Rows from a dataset
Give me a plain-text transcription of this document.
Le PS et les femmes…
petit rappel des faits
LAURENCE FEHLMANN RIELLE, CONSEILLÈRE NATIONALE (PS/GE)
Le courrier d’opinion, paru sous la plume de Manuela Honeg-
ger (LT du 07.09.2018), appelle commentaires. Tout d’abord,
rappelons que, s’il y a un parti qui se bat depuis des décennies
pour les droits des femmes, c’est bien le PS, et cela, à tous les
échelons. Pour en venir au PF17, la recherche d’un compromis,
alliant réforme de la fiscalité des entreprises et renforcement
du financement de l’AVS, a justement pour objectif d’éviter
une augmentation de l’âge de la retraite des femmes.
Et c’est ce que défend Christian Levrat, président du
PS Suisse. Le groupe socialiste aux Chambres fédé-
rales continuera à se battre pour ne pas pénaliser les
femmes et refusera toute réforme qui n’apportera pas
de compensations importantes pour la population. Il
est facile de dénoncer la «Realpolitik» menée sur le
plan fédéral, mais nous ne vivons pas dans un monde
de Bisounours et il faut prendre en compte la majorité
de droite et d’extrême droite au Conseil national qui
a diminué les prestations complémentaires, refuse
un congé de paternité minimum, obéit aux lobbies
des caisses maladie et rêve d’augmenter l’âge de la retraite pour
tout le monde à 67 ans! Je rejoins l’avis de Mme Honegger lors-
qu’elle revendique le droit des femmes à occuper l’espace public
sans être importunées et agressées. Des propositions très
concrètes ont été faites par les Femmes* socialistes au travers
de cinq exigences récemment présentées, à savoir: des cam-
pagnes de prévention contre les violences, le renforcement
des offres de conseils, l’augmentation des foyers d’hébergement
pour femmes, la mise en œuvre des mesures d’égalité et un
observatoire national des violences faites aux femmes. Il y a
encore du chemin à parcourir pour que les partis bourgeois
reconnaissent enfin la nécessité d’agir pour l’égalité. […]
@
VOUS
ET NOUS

• _EXERCISE REQUIREMENTS_
Only the number is wanted: count the lines of the records that hold the word "réforme".

• _ANSWER TO THIS TASK_
2